> **Instruction**
Report how many lines of the entries below contain the word "платы", and nothing more.

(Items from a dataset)

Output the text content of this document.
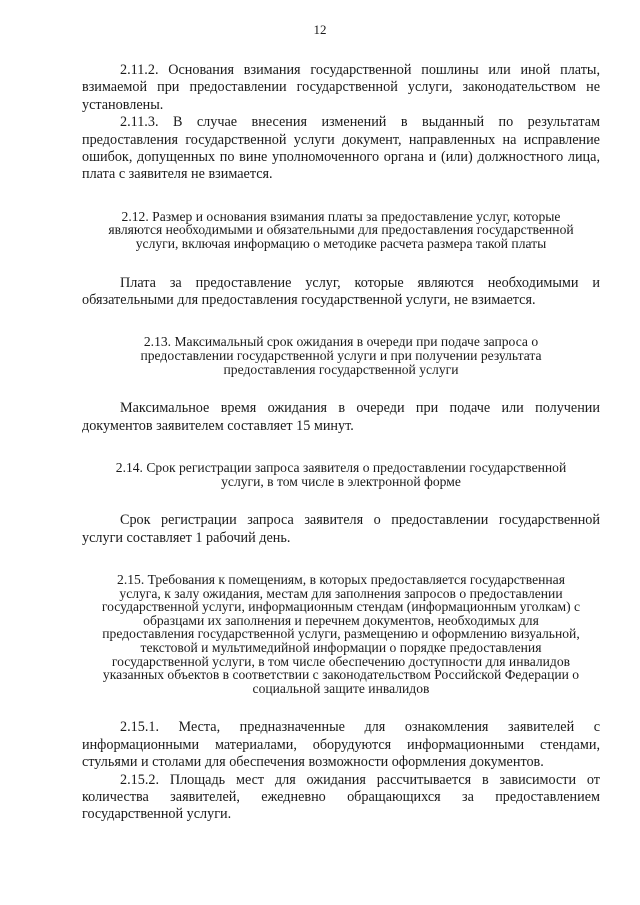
12

2.11.2. Основания взимания государственной пошлины или иной платы, взимаемой при предоставлении государственной услуги, законодательством не установлены.

2.11.3. В случае внесения изменений в выданный по результатам предоставления государственной услуги документ, направленных на исправление ошибок, допущенных по вине уполномоченного органа и (или) должностного лица, плата с заявителя не взимается.

2.12. Размер и основания взимания платы за предоставление услуг, которые являются необходимыми и обязательными для предоставления государственной услуги, включая информацию о методике расчета размера такой платы

Плата за предоставление услуг, которые являются необходимыми и обязательными для предоставления государственной услуги, не взимается.

2.13. Максимальный срок ожидания в очереди при подаче запроса о предоставлении государственной услуги и при получении результата предоставления государственной услуги

Максимальное время ожидания в очереди при подаче или получении документов заявителем составляет 15 минут.

2.14. Срок регистрации запроса заявителя о предоставлении государственной услуги, в том числе в электронной форме

Срок регистрации запроса заявителя о предоставлении государственной услуги составляет 1 рабочий день.

2.15. Требования к помещениям, в которых предоставляется государственная услуга, к залу ожидания, местам для заполнения запросов о предоставлении государственной услуги, информационным стендам (информационным уголкам) с образцами их заполнения и перечнем документов, необходимых для предоставления государственной услуги, размещению и оформлению визуальной, текстовой и мультимедийной информации о порядке предоставления государственной услуги, в том числе обеспечению доступности для инвалидов указанных объектов в соответствии с законодательством Российской Федерации о социальной защите инвалидов

2.15.1. Места, предназначенные для ознакомления заявителей с информационными материалами, оборудуются информационными стендами, стульями и столами для обеспечения возможности оформления документов.

2.15.2. Площадь мест для ожидания рассчитывается в зависимости от количества заявителей, ежедневно обращающихся за предоставлением государственной услуги.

> **Exercise solution**
2